PROBLEM TO SOLVE: Set down all of the data exactly as it appears.

··· MATERIAL FOR THE TASK

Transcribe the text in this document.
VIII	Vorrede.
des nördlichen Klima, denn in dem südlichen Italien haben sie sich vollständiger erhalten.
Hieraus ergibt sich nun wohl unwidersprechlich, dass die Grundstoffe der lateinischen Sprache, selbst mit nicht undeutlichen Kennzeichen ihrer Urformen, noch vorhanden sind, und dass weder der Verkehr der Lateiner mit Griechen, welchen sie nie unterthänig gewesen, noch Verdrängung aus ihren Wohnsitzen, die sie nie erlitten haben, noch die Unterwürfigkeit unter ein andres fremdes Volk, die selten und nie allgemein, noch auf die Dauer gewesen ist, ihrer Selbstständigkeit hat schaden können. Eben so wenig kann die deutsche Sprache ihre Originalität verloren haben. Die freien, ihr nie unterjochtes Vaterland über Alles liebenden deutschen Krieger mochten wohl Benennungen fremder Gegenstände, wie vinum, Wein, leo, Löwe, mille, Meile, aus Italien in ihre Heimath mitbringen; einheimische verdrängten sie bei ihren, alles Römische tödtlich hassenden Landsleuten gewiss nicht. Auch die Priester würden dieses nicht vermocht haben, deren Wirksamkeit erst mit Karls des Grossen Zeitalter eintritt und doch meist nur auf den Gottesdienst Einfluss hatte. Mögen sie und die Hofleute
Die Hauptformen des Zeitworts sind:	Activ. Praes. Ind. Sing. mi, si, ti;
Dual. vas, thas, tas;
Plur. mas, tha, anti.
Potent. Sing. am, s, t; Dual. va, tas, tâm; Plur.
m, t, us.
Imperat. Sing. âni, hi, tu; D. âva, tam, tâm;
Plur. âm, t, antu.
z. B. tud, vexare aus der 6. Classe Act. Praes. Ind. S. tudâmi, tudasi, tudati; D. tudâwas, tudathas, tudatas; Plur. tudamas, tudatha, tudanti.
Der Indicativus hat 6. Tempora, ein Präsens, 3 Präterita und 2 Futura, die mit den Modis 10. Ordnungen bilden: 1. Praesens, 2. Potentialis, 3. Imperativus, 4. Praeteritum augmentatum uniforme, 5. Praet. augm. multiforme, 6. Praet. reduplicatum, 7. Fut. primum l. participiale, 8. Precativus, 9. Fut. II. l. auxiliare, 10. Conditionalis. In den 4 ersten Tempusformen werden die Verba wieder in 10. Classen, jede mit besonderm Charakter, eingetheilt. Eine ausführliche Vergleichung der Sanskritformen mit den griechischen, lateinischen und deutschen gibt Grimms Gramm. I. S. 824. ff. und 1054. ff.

······

THE SOLUTION:
Transcribe the text in this document.
VIII	Vorrede.
des nördlichen Klima, denn in dem südlichen Italien haben sie sich vollständiger erhalten.
Hieraus ergibt sich nun wohl unwidersprechlich, dass die Grundstoffe der lateinischen Sprache, selbst mit nicht undeutlichen Kennzeichen ihrer Urformen, noch vorhanden sind, und dass weder der Verkehr der Lateiner mit Griechen, welchen sie nie unterthänig gewesen, noch Verdrängung aus ihren Wohnsitzen, die sie nie erlitten haben, noch die Unterwürfigkeit unter ein andres fremdes Volk, die selten und nie allgemein, noch auf die Dauer gewesen ist, ihrer Selbstständigkeit hat schaden können. Eben so wenig kann die deutsche Sprache ihre Originalität verloren haben. Die freien, ihr nie unterjochtes Vaterland über Alles liebenden deutschen Krieger mochten wohl Benennungen fremder Gegenstände, wie vinum, Wein, leo, Löwe, mille, Meile, aus Italien in ihre Heimath mitbringen; einheimische verdrängten sie bei ihren, alles Römische tödtlich hassenden Landsleuten gewiss nicht. Auch die Priester würden dieses nicht vermocht haben, deren Wirksamkeit erst mit Karls des Grossen Zeitalter eintritt und doch meist nur auf den Gottesdienst Einfluss hatte. Mögen sie und die Hofleute
Die Hauptformen des Zeitworts sind:	Activ. Praes. Ind. Sing. mi, si, ti;
Dual. vas, thas, tas;
Plur. mas, tha, anti.
Potent. Sing. am, s, t; Dual. va, tas, tâm; Plur.
m, t, us.
Imperat. Sing. âni, hi, tu; D. âva, tam, tâm;
Plur. âm, t, antu.
z. B. tud, vexare aus der 6. Classe Act. Praes. Ind. S. tudâmi, tudasi, tudati; D. tudâwas, tudathas, tudatas; Plur. tudamas, tudatha, tudanti.
Der Indicativus hat 6. Tempora, ein Präsens, 3 Präterita und 2 Futura, die mit den Modis 10. Ordnungen bilden: 1. Praesens, 2. Potentialis, 3. Imperativus, 4. Praeteritum augmentatum uniforme, 5. Praet. augm. multiforme, 6. Praet. reduplicatum, 7. Fut. primum l. participiale, 8. Precativus, 9. Fut. II. l. auxiliare, 10. Conditionalis. In den 4 ersten Tempusformen werden die Verba wieder in 10. Classen, jede mit besonderm Charakter, eingetheilt. Eine ausführliche Vergleichung der Sanskritformen mit den griechischen, lateinischen und deutschen gibt Grimms Gramm. I. S. 824. ff. und 1054. ff.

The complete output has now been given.